[What you will do]: Repeat every record below exactly, leaving out the pictures.
=== Given data ===
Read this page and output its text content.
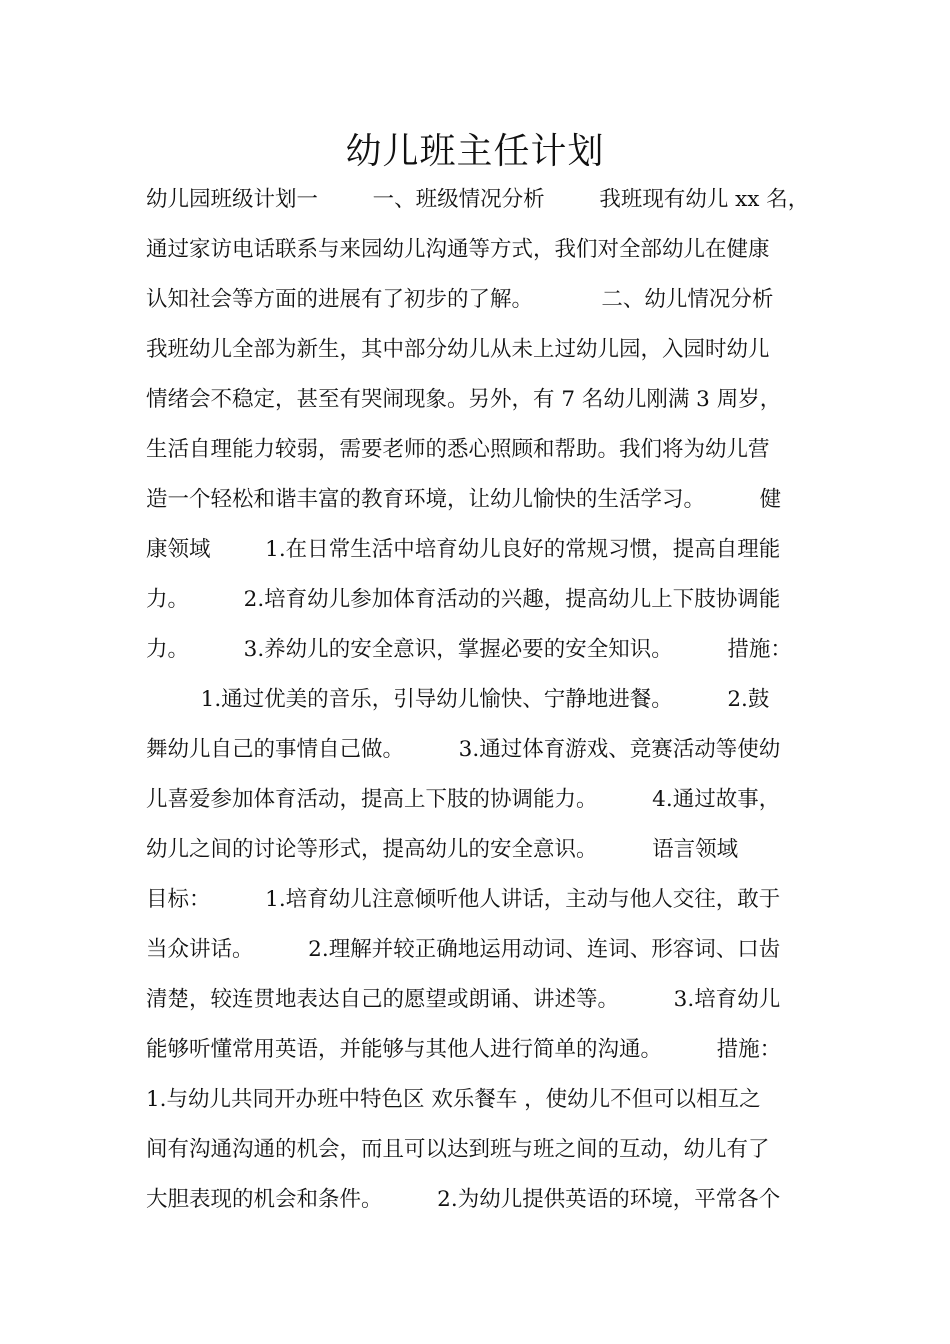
幼儿班主任计划
幼儿园班级计划一        一、班级情况分析        我班现有幼儿 xx 名，
通过家访电话联系与来园幼儿沟通等方式，我们对全部幼儿在健康
认知社会等方面的进展有了初步的了解。          二、幼儿情况分析
我班幼儿全部为新生，其中部分幼儿从未上过幼儿园，入园时幼儿
情绪会不稳定，甚至有哭闹现象。另外，有 7 名幼儿刚满 3 周岁，
生活自理能力较弱，需要老师的悉心照顾和帮助。我们将为幼儿营
造一个轻松和谐丰富的教育环境，让幼儿愉快的生活学习。        健
康领域        1.在日常生活中培育幼儿良好的常规习惯，提高自理能
力。        2.培育幼儿参加体育活动的兴趣，提高幼儿上下肢协调能
力。        3.养幼儿的安全意识，掌握必要的安全知识。        措施：
1.通过优美的音乐，引导幼儿愉快、宁静地进餐。        2.鼓
舞幼儿自己的事情自己做。        3.通过体育游戏、竞赛活动等使幼
儿喜爱参加体育活动，提高上下肢的协调能力。        4.通过故事，
幼儿之间的讨论等形式，提高幼儿的安全意识。        语言领域
目标：        1.培育幼儿注意倾听他人讲话，主动与他人交往，敢于
当众讲话。        2.理解并较正确地运用动词、连词、形容词、口齿
清楚，较连贯地表达自己的愿望或朗诵、讲述等。        3.培育幼儿
能够听懂常用英语，并能够与其他人进行简单的沟通。        措施：
1.与幼儿共同开办班中特色区 欢乐餐车 ，使幼儿不但可以相互之
间有沟通沟通的机会，而且可以达到班与班之间的互动，幼儿有了
大胆表现的机会和条件。        2.为幼儿提供英语的环境，平常各个
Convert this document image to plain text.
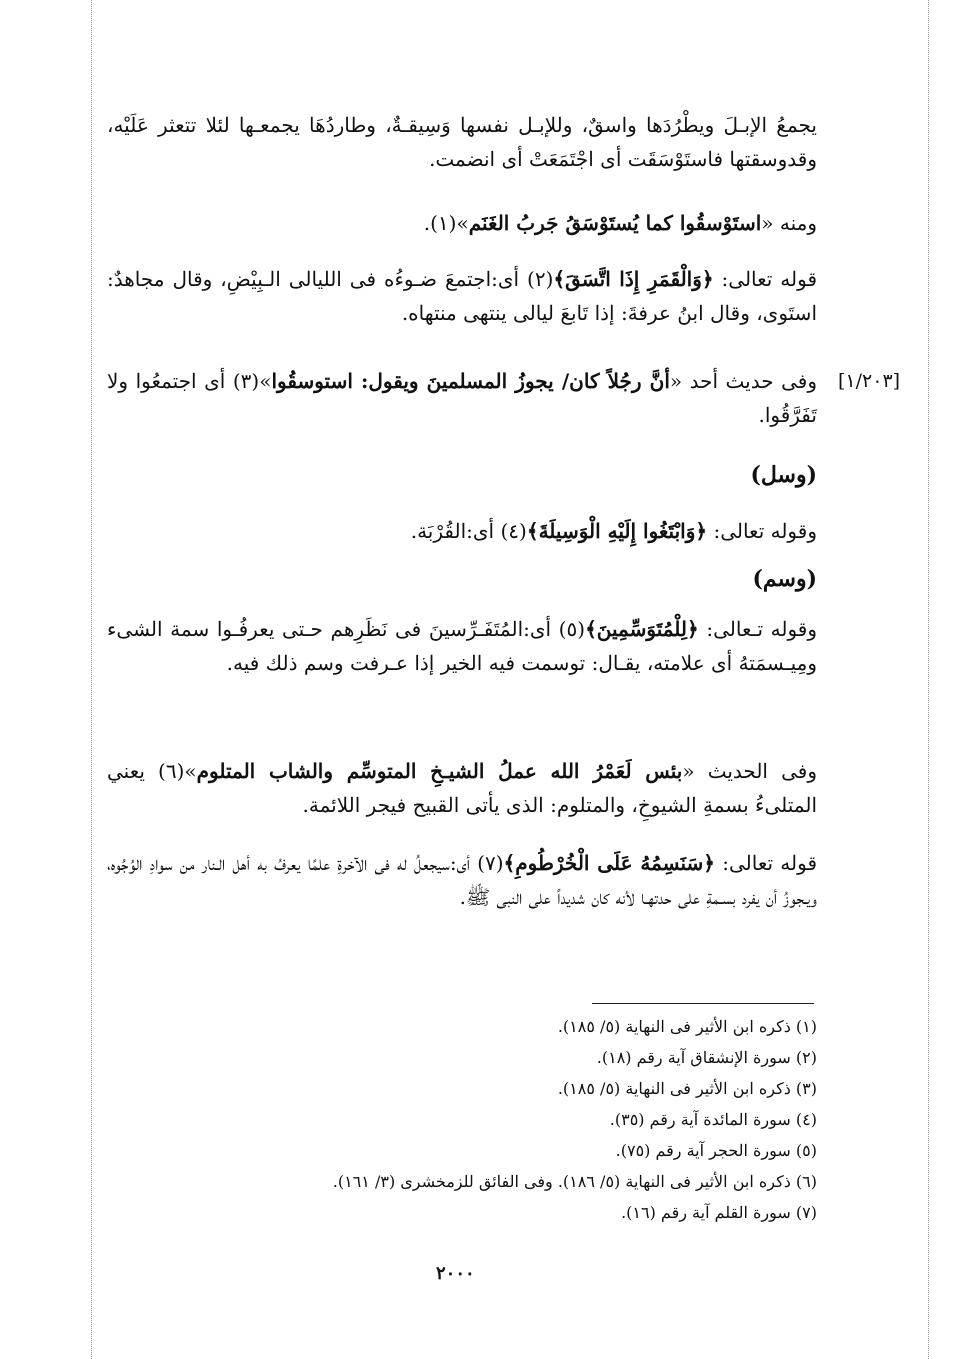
يجمعُ الإبـلَ ويطْرُدَها واسقٌ، وللإبـل نفسها وَسِيقـةٌ، وطاردُهَا يجمعـها لئلا تتعثر عَلَيْه، وقدوسقتها فاستَوْسَقَت أى اجْتَمَعَتْ أى انضمت.

ومنه «استَوْسقُوا كما يُستَوْسَقُ جَربُ الغَنَم»(١).

قوله تعالى: ﴿وَالْقَمَرِ إِذَا اتَّسَقَ﴾(٢) أى:اجتمعَ ضـوءُه فى الليالى الـبِيْضِ، وقال مجاهدٌ: استَوى، وقال ابنُ عرفةَ: إذا تَابعَ ليالى ينتهى منتهاه.

[١/٢٠٣]

وفى حديث أحد «أنَّ رجُلاً كان/ يجوزُ المسلمينَ ويقول: استوسقُوا»(٣) أى اجتمعُوا ولا تَفَرَّقُوا.

(وسل)

وقوله تعالى: ﴿وَابْتَغُوا إِلَيْهِ الْوَسِيلَةَ﴾(٤) أى:القُرْبَة.

(وسم)

وقوله تـعالى: ﴿لِلْمُتَوَسِّمِينَ﴾(٥) أى:المُتَفَـرِّسينَ فى نَظَرِهم حـتى يعرفُـوا سمة الشىء ومِيـسمَتهُ أى علامته، يقـال: توسمت فيه الخير إذا عـرفت وسم ذلك فيه.

وفى الحديث «بئس لَعَمْرُ الله عملُ الشيـخِ المتوسِّم والشاب المتلوم»(٦) يعني المتلىءُ بسمةِ الشيوخِ، والمتلوم: الذى يأتى القبيح فيجر اللائمة.

قوله تعالى: ﴿سَنَسِمُهُ عَلَى الْخُرْطُومِ﴾(٧) أى:سيجعلُ له فى الآخرةِ علمًا يعرفُ به أهل الـنار من سوادِ الوُجُوه، ويـجوزُ أن يفرد بسـمةِ على حدتهـا لأنه كان شديداً على النبى ﷺ.

(١) ذكره ابن الأثير فى النهاية (٥/ ١٨٥).

(٢) سورة الإنشقاق آية رقم (١٨).

(٣) ذكره ابن الأثير فى النهاية (٥/ ١٨٥).

(٤) سورة المائدة آية رقم (٣٥).

(٥) سورة الحجر آية رقم (٧٥).

(٦) ذكره ابن الأثير فى النهاية (٥/ ١٨٦). وفى الفائق للزمخشرى (٣/ ١٦١).

(٧) سورة القلم آية رقم (١٦).

٢٠٠٠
===
[Result of the exercise]:
Read this page and output its text content.
幼儿班主任计划
幼儿园班级计划一        一、班级情况分析        我班现有幼儿 xx 名，
通过家访电话联系与来园幼儿沟通等方式，我们对全部幼儿在健康
认知社会等方面的进展有了初步的了解。          二、幼儿情况分析
我班幼儿全部为新生，其中部分幼儿从未上过幼儿园，入园时幼儿
情绪会不稳定，甚至有哭闹现象。另外，有 7 名幼儿刚满 3 周岁，
生活自理能力较弱，需要老师的悉心照顾和帮助。我们将为幼儿营
造一个轻松和谐丰富的教育环境，让幼儿愉快的生活学习。        健
康领域        1.在日常生活中培育幼儿良好的常规习惯，提高自理能
力。        2.培育幼儿参加体育活动的兴趣，提高幼儿上下肢协调能
力。        3.养幼儿的安全意识，掌握必要的安全知识。        措施：
1.通过优美的音乐，引导幼儿愉快、宁静地进餐。        2.鼓
舞幼儿自己的事情自己做。        3.通过体育游戏、竞赛活动等使幼
儿喜爱参加体育活动，提高上下肢的协调能力。        4.通过故事，
幼儿之间的讨论等形式，提高幼儿的安全意识。        语言领域
目标：        1.培育幼儿注意倾听他人讲话，主动与他人交往，敢于
当众讲话。        2.理解并较正确地运用动词、连词、形容词、口齿
清楚，较连贯地表达自己的愿望或朗诵、讲述等。        3.培育幼儿
能够听懂常用英语，并能够与其他人进行简单的沟通。        措施：
1.与幼儿共同开办班中特色区 欢乐餐车 ，使幼儿不但可以相互之
间有沟通沟通的机会，而且可以达到班与班之间的互动，幼儿有了
大胆表现的机会和条件。        2.为幼儿提供英语的环境，平常各个
Convert this document image to plain text.
يجمعُ الإبـلَ ويطْرُدَها واسقٌ، وللإبـل نفسها وَسِيقـةٌ، وطاردُهَا يجمعـها لئلا تتعثر عَلَيْه، وقدوسقتها فاستَوْسَقَت أى اجْتَمَعَتْ أى انضمت.

ومنه «استَوْسقُوا كما يُستَوْسَقُ جَربُ الغَنَم»(١).

قوله تعالى: ﴿وَالْقَمَرِ إِذَا اتَّسَقَ﴾(٢) أى:اجتمعَ ضـوءُه فى الليالى الـبِيْضِ، وقال مجاهدٌ: استَوى، وقال ابنُ عرفةَ: إذا تَابعَ ليالى ينتهى منتهاه.

[١/٢٠٣]

وفى حديث أحد «أنَّ رجُلاً كان/ يجوزُ المسلمينَ ويقول: استوسقُوا»(٣) أى اجتمعُوا ولا تَفَرَّقُوا.

(وسل)

وقوله تعالى: ﴿وَابْتَغُوا إِلَيْهِ الْوَسِيلَةَ﴾(٤) أى:القُرْبَة.

(وسم)

وقوله تـعالى: ﴿لِلْمُتَوَسِّمِينَ﴾(٥) أى:المُتَفَـرِّسينَ فى نَظَرِهم حـتى يعرفُـوا سمة الشىء ومِيـسمَتهُ أى علامته، يقـال: توسمت فيه الخير إذا عـرفت وسم ذلك فيه.

وفى الحديث «بئس لَعَمْرُ الله عملُ الشيـخِ المتوسِّم والشاب المتلوم»(٦) يعني المتلىءُ بسمةِ الشيوخِ، والمتلوم: الذى يأتى القبيح فيجر اللائمة.

قوله تعالى: ﴿سَنَسِمُهُ عَلَى الْخُرْطُومِ﴾(٧) أى:سيجعلُ له فى الآخرةِ علمًا يعرفُ به أهل الـنار من سوادِ الوُجُوه، ويـجوزُ أن يفرد بسـمةِ على حدتهـا لأنه كان شديداً على النبى ﷺ.

(١) ذكره ابن الأثير فى النهاية (٥/ ١٨٥).

(٢) سورة الإنشقاق آية رقم (١٨).

(٣) ذكره ابن الأثير فى النهاية (٥/ ١٨٥).

(٤) سورة المائدة آية رقم (٣٥).

(٥) سورة الحجر آية رقم (٧٥).

(٦) ذكره ابن الأثير فى النهاية (٥/ ١٨٦). وفى الفائق للزمخشرى (٣/ ١٦١).

(٧) سورة القلم آية رقم (١٦).

٢٠٠٠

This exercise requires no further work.